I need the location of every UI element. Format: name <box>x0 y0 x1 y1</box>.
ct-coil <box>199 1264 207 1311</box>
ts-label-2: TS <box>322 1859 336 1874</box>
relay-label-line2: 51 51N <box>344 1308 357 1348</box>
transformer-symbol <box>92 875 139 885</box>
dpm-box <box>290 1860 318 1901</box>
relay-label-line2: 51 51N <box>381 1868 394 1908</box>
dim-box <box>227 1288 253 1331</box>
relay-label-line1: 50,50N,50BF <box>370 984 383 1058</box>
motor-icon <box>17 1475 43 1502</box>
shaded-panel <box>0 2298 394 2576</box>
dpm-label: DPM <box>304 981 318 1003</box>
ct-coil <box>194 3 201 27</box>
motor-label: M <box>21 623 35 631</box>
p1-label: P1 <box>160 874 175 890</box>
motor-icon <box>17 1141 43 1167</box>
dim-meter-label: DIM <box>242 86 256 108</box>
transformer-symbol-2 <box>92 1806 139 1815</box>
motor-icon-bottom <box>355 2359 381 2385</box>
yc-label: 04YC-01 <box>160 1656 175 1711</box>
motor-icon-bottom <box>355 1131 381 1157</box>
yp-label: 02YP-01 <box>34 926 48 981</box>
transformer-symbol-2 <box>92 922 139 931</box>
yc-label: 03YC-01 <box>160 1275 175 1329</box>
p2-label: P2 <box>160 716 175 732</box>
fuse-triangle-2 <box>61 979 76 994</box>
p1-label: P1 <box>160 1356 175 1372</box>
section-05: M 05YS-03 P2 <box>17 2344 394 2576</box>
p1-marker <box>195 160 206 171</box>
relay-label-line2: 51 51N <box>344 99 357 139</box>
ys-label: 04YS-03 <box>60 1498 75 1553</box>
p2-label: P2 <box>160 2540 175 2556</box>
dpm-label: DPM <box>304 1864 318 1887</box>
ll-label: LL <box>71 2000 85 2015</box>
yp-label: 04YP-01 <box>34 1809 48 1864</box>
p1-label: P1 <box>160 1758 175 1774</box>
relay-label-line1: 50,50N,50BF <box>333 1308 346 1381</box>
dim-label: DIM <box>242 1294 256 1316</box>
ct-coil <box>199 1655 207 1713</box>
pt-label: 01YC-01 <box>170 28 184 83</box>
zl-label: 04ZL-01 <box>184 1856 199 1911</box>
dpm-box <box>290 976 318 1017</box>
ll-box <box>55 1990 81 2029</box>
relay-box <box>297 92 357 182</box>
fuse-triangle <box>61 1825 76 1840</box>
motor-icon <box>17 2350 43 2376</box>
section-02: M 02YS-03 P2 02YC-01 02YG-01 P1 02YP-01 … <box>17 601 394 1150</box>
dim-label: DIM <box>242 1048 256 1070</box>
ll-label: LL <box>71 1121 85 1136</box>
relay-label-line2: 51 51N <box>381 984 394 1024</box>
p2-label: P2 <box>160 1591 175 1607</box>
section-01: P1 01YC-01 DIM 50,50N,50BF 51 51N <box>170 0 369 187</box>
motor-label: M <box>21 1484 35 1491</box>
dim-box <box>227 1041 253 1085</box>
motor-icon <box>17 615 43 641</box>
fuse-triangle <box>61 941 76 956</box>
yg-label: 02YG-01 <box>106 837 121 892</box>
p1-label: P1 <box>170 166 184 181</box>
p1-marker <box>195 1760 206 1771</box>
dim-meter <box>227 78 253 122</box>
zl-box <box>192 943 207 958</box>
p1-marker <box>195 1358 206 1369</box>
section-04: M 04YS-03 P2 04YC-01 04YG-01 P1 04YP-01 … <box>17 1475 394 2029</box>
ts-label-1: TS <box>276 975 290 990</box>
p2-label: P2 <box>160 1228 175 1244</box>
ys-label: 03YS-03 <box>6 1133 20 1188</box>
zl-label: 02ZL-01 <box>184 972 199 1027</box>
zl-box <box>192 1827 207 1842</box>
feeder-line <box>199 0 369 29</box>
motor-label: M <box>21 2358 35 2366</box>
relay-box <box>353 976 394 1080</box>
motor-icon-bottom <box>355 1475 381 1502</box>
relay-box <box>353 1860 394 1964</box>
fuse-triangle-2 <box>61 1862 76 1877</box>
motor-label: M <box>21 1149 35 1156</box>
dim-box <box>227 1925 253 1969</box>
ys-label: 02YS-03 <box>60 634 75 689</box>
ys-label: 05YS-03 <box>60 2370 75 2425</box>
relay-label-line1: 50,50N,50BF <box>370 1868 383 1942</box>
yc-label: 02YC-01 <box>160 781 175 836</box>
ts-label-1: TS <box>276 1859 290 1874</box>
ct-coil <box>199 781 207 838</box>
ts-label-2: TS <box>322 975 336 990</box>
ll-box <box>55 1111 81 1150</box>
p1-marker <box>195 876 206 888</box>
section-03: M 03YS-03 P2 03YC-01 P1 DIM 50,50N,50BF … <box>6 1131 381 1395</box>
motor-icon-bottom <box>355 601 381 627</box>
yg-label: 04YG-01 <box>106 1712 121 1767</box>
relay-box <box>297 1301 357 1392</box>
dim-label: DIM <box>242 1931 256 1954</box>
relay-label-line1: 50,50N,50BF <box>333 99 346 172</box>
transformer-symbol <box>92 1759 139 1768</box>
+++++
* What you are asked to do: Reproduce all the records above, substituting "dpm-frame" for each occurrence of "dpm-box" and leaving every other character as it is.

* Solution for this exercise:
I need the location of every UI element. Format: name <box>x0 y0 x1 y1</box>.
ct-coil <box>199 1264 207 1311</box>
ts-label-2: TS <box>322 1859 336 1874</box>
relay-label-line2: 51 51N <box>344 1308 357 1348</box>
transformer-symbol <box>92 875 139 885</box>
dpm-frame <box>290 1860 318 1901</box>
relay-label-line2: 51 51N <box>381 1868 394 1908</box>
dim-box <box>227 1288 253 1331</box>
relay-label-line1: 50,50N,50BF <box>370 984 383 1058</box>
motor-icon <box>17 1475 43 1502</box>
shaded-panel <box>0 2298 394 2576</box>
dpm-label: DPM <box>304 981 318 1003</box>
ct-coil <box>194 3 201 27</box>
motor-label: M <box>21 623 35 631</box>
p1-label: P1 <box>160 874 175 890</box>
motor-icon <box>17 1141 43 1167</box>
dim-meter-label: DIM <box>242 86 256 108</box>
transformer-symbol-2 <box>92 1806 139 1815</box>
motor-icon-bottom <box>355 2359 381 2385</box>
yc-label: 04YC-01 <box>160 1656 175 1711</box>
motor-icon-bottom <box>355 1131 381 1157</box>
yp-label: 02YP-01 <box>34 926 48 981</box>
transformer-symbol-2 <box>92 922 139 931</box>
yc-label: 03YC-01 <box>160 1275 175 1329</box>
p2-label: P2 <box>160 716 175 732</box>
fuse-triangle-2 <box>61 979 76 994</box>
p1-label: P1 <box>160 1356 175 1372</box>
section-05: M 05YS-03 P2 <box>17 2344 394 2576</box>
p1-marker <box>195 160 206 171</box>
relay-label-line2: 51 51N <box>344 99 357 139</box>
ys-label: 04YS-03 <box>60 1498 75 1553</box>
p2-label: P2 <box>160 2540 175 2556</box>
dpm-label: DPM <box>304 1864 318 1887</box>
ll-label: LL <box>71 2000 85 2015</box>
yp-label: 04YP-01 <box>34 1809 48 1864</box>
p1-label: P1 <box>160 1758 175 1774</box>
relay-label-line1: 50,50N,50BF <box>333 1308 346 1381</box>
dim-label: DIM <box>242 1294 256 1316</box>
ct-coil <box>199 1655 207 1713</box>
pt-label: 01YC-01 <box>170 28 184 83</box>
zl-label: 04ZL-01 <box>184 1856 199 1911</box>
dpm-frame <box>290 976 318 1017</box>
ll-box <box>55 1990 81 2029</box>
relay-box <box>297 92 357 182</box>
fuse-triangle <box>61 1825 76 1840</box>
motor-icon <box>17 2350 43 2376</box>
section-02: M 02YS-03 P2 02YC-01 02YG-01 P1 02YP-01 … <box>17 601 394 1150</box>
dim-label: DIM <box>242 1048 256 1070</box>
ll-label: LL <box>71 1121 85 1136</box>
relay-label-line2: 51 51N <box>381 984 394 1024</box>
p2-label: P2 <box>160 1591 175 1607</box>
section-01: P1 01YC-01 DIM 50,50N,50BF 51 51N <box>170 0 369 187</box>
motor-label: M <box>21 1484 35 1491</box>
dim-box <box>227 1041 253 1085</box>
motor-icon <box>17 615 43 641</box>
fuse-triangle <box>61 941 76 956</box>
yg-label: 02YG-01 <box>106 837 121 892</box>
p1-label: P1 <box>170 166 184 181</box>
p1-marker <box>195 1760 206 1771</box>
dim-meter <box>227 78 253 122</box>
zl-box <box>192 943 207 958</box>
p1-marker <box>195 1358 206 1369</box>
section-04: M 04YS-03 P2 04YC-01 04YG-01 P1 04YP-01 … <box>17 1475 394 2029</box>
ts-label-1: TS <box>276 975 290 990</box>
p2-label: P2 <box>160 1228 175 1244</box>
ys-label: 03YS-03 <box>6 1133 20 1188</box>
zl-label: 02ZL-01 <box>184 972 199 1027</box>
zl-box <box>192 1827 207 1842</box>
feeder-line <box>199 0 369 29</box>
motor-label: M <box>21 2358 35 2366</box>
relay-box <box>353 976 394 1080</box>
motor-icon-bottom <box>355 1475 381 1502</box>
relay-box <box>353 1860 394 1964</box>
fuse-triangle-2 <box>61 1862 76 1877</box>
motor-label: M <box>21 1149 35 1156</box>
dim-box <box>227 1925 253 1969</box>
ys-label: 02YS-03 <box>60 634 75 689</box>
ys-label: 05YS-03 <box>60 2370 75 2425</box>
relay-label-line1: 50,50N,50BF <box>370 1868 383 1942</box>
yc-label: 02YC-01 <box>160 781 175 836</box>
ts-label-1: TS <box>276 1859 290 1874</box>
ct-coil <box>199 781 207 838</box>
ts-label-2: TS <box>322 975 336 990</box>
ll-box <box>55 1111 81 1150</box>
p1-marker <box>195 876 206 888</box>
section-03: M 03YS-03 P2 03YC-01 P1 DIM 50,50N,50BF … <box>6 1131 381 1395</box>
motor-icon-bottom <box>355 601 381 627</box>
yg-label: 04YG-01 <box>106 1712 121 1767</box>
relay-box <box>297 1301 357 1392</box>
dim-label: DIM <box>242 1931 256 1954</box>
relay-label-line1: 50,50N,50BF <box>333 99 346 172</box>
transformer-symbol <box>92 1759 139 1768</box>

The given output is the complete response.